_EXERCISE BRIEF:_
Locate each line holding the string "authorities" and copy it.

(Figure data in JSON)
= = = = =

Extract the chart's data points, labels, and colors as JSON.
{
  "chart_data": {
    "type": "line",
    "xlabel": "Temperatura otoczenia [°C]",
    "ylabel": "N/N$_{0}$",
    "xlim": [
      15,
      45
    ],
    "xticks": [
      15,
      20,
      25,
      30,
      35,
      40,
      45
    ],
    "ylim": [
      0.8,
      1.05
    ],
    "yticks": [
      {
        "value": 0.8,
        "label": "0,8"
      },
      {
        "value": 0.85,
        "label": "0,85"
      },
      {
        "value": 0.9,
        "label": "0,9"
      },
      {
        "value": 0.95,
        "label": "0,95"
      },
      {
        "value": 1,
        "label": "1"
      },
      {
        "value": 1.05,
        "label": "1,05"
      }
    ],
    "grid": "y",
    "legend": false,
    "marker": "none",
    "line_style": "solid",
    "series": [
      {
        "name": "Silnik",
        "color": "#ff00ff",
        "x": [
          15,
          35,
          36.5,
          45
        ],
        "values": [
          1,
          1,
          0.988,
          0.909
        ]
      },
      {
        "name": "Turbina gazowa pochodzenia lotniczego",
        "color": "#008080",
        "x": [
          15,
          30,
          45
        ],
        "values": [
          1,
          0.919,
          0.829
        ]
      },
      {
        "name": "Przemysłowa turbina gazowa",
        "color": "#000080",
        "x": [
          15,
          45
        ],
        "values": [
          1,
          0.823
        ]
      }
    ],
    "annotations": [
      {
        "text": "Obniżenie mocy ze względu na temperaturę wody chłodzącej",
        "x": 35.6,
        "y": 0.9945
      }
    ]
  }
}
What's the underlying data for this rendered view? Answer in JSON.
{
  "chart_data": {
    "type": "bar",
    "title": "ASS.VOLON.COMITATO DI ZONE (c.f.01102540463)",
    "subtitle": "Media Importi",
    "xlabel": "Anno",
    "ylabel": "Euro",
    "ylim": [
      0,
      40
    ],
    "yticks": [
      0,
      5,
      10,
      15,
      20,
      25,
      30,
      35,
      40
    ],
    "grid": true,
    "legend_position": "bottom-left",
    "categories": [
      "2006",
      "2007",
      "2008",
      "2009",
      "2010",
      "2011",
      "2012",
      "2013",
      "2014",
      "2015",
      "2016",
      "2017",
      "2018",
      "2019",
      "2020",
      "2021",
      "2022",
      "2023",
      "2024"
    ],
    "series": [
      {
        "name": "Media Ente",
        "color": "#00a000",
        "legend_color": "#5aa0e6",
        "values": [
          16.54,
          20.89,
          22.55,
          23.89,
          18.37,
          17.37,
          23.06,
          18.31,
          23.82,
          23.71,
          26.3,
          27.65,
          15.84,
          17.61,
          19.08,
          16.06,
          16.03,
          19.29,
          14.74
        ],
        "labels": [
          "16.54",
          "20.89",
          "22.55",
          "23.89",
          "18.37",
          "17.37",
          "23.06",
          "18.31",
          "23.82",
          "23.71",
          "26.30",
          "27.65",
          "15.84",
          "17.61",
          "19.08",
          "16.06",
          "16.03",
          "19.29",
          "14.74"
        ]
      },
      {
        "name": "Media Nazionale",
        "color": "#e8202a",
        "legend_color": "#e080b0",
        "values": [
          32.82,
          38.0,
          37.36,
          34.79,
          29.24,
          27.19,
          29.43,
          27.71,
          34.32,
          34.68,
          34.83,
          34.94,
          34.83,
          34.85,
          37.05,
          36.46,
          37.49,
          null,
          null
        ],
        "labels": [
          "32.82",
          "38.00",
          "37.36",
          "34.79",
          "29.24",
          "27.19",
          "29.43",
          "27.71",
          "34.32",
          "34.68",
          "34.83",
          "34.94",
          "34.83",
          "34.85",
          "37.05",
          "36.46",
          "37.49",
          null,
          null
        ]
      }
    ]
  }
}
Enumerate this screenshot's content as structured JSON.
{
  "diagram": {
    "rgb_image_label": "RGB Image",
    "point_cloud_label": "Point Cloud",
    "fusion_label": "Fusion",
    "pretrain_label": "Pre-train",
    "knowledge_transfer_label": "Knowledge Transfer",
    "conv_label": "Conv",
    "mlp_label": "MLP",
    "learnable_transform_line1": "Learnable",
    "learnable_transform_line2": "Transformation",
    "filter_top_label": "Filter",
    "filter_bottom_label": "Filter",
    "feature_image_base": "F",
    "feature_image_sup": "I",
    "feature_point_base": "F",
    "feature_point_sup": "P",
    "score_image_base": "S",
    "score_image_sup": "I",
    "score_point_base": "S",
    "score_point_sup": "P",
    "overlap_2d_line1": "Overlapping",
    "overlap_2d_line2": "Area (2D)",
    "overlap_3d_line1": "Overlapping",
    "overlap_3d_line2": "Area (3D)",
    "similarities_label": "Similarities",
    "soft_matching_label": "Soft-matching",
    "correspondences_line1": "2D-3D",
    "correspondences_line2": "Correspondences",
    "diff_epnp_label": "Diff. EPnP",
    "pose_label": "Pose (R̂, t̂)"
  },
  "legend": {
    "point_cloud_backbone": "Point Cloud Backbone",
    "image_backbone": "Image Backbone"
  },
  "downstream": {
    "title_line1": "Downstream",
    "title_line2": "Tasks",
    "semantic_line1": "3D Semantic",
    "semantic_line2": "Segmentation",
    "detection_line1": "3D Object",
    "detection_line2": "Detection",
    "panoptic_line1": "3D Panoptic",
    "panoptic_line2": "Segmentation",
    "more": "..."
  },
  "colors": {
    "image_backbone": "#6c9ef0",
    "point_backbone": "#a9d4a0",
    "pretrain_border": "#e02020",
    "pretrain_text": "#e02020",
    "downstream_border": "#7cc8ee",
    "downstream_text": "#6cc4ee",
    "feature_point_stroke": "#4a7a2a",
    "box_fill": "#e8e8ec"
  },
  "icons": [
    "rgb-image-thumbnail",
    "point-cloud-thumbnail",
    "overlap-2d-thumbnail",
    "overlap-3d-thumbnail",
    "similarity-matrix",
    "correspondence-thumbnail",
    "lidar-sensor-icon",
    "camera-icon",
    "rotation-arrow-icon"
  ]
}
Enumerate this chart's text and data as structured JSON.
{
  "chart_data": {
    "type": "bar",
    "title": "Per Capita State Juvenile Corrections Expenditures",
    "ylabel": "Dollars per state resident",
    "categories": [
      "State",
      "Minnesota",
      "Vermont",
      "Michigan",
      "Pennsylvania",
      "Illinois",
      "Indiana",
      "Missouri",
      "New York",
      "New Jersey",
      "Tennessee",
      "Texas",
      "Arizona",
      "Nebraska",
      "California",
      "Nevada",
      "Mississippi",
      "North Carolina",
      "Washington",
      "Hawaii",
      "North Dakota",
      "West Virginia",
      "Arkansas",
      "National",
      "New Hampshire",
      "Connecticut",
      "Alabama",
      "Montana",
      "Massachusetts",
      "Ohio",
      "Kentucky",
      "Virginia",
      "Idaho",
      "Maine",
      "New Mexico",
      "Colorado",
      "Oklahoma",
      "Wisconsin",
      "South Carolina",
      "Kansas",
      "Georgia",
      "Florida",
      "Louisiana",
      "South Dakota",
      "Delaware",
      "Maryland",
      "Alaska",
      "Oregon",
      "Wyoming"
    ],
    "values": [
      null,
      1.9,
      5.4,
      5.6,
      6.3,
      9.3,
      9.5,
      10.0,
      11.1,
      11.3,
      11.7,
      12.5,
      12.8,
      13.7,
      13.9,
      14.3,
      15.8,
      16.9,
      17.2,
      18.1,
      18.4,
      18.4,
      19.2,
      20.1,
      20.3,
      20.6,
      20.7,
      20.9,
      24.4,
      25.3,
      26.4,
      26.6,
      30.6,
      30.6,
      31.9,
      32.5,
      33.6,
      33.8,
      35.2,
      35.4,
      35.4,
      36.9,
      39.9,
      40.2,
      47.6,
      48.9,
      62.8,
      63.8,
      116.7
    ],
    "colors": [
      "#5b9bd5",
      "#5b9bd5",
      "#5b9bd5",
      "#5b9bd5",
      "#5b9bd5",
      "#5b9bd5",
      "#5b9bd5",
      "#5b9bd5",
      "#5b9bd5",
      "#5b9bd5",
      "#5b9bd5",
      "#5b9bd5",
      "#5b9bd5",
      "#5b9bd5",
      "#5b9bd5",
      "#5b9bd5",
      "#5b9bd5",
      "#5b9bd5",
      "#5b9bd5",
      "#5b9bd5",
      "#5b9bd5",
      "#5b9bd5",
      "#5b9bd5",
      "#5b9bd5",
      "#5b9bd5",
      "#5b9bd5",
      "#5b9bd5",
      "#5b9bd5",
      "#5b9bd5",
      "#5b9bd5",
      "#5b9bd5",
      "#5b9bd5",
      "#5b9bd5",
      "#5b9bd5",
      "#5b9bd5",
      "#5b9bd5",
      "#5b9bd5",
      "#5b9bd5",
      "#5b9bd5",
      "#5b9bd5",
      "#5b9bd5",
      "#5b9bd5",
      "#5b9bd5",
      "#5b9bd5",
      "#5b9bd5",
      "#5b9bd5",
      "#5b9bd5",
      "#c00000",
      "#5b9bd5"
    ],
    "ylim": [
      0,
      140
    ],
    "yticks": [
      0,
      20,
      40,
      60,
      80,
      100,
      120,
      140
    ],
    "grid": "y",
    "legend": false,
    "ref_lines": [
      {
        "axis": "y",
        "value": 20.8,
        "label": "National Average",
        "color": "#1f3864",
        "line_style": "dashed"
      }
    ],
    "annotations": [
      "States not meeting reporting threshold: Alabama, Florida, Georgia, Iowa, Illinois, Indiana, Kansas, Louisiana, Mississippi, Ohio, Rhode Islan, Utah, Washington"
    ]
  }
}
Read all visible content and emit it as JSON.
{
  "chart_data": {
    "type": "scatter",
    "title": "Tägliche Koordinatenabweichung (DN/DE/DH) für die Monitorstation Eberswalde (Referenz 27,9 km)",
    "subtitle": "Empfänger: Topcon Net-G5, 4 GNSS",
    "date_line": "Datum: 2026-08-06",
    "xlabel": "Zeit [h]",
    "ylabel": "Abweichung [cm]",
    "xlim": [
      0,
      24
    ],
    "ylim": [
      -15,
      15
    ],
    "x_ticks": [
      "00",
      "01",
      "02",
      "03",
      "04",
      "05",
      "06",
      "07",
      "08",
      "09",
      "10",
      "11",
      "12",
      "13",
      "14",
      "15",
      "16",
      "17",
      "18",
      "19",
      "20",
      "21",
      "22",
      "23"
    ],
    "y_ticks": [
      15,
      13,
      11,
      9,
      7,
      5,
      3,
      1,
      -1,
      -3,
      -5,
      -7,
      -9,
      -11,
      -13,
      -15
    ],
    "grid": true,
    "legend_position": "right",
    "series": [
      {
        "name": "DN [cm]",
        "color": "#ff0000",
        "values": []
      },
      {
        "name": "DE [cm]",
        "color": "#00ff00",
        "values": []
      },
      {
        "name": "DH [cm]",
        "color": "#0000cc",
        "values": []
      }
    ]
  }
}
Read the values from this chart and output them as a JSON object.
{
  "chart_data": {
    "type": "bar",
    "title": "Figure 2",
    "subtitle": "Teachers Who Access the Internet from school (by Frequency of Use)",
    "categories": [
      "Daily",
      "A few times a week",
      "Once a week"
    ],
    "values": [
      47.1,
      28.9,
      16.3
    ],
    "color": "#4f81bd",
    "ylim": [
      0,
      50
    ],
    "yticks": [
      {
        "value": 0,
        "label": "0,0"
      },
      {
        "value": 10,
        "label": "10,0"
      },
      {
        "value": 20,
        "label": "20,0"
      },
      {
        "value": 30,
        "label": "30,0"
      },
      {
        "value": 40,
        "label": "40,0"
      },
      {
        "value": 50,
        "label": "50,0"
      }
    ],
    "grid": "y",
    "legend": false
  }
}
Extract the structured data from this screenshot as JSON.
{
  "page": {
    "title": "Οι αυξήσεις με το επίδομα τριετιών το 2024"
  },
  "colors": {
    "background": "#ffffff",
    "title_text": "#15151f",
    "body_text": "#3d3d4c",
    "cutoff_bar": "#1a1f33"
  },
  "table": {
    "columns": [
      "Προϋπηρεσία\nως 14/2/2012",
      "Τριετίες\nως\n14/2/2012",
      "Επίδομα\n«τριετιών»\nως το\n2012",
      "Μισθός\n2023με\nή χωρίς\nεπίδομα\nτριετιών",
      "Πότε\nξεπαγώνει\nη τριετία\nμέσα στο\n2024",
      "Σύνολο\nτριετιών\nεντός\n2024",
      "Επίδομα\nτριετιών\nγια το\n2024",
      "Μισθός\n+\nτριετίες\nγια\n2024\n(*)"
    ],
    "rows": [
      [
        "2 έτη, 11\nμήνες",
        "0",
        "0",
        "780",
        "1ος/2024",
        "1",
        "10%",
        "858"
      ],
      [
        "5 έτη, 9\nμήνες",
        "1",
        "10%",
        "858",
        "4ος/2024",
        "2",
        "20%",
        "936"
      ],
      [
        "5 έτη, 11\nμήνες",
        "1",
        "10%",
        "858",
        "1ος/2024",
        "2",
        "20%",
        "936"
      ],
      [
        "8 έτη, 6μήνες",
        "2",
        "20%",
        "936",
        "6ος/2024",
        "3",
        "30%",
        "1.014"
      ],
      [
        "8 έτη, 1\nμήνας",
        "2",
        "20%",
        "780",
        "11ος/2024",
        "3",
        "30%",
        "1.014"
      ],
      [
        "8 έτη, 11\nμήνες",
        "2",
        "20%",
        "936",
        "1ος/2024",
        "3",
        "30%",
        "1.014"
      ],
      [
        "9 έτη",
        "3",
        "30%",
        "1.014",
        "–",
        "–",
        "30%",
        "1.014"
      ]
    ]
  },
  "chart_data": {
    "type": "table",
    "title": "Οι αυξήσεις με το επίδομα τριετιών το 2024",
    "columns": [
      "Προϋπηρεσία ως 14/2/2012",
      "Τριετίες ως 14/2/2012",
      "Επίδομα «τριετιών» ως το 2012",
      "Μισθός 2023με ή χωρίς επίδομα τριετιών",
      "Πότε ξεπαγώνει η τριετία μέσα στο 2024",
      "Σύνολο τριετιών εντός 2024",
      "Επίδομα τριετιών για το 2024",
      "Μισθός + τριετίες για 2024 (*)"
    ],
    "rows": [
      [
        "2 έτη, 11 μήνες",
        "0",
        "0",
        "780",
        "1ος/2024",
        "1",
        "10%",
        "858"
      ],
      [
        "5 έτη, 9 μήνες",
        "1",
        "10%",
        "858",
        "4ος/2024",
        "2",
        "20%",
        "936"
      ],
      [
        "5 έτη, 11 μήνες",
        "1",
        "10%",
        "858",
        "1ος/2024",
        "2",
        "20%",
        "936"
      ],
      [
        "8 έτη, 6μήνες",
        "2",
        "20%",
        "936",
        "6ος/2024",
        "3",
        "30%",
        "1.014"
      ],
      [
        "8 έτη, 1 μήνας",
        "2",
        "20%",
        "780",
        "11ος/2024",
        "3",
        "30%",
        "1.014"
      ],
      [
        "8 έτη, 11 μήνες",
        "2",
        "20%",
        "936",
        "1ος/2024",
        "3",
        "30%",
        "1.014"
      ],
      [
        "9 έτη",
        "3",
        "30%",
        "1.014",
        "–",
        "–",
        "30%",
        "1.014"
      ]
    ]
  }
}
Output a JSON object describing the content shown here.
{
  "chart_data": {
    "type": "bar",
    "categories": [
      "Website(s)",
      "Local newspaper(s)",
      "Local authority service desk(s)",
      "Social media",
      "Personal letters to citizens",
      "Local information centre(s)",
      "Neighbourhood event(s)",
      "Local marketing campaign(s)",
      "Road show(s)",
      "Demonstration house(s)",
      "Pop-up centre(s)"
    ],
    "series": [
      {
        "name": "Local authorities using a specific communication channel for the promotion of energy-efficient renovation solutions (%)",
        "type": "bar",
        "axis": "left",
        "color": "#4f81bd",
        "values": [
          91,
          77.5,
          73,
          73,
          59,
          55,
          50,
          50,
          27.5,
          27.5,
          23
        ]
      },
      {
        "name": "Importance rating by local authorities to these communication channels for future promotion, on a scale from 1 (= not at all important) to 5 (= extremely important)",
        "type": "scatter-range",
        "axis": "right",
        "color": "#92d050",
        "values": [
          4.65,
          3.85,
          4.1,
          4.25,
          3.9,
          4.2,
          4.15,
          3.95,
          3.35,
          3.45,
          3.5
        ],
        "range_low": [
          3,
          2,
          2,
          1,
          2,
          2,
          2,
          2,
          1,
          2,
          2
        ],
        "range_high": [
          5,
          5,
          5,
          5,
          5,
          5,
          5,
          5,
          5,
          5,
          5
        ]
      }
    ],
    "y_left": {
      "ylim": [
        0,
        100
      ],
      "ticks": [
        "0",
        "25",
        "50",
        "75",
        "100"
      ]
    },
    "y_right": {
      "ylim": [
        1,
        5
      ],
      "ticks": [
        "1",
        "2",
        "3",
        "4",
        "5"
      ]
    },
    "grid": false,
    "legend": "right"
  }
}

= = = = =

_TASK RESPONSE:_
        "name": "Local authorities using a specific communication channel for the promotion of energy-efficient renovation solutions (%)",
        "name": "Importance rating by local authorities to these communication channels for future promotion, on a scale from 1 (= not at all important) to 5 (= extremely important)",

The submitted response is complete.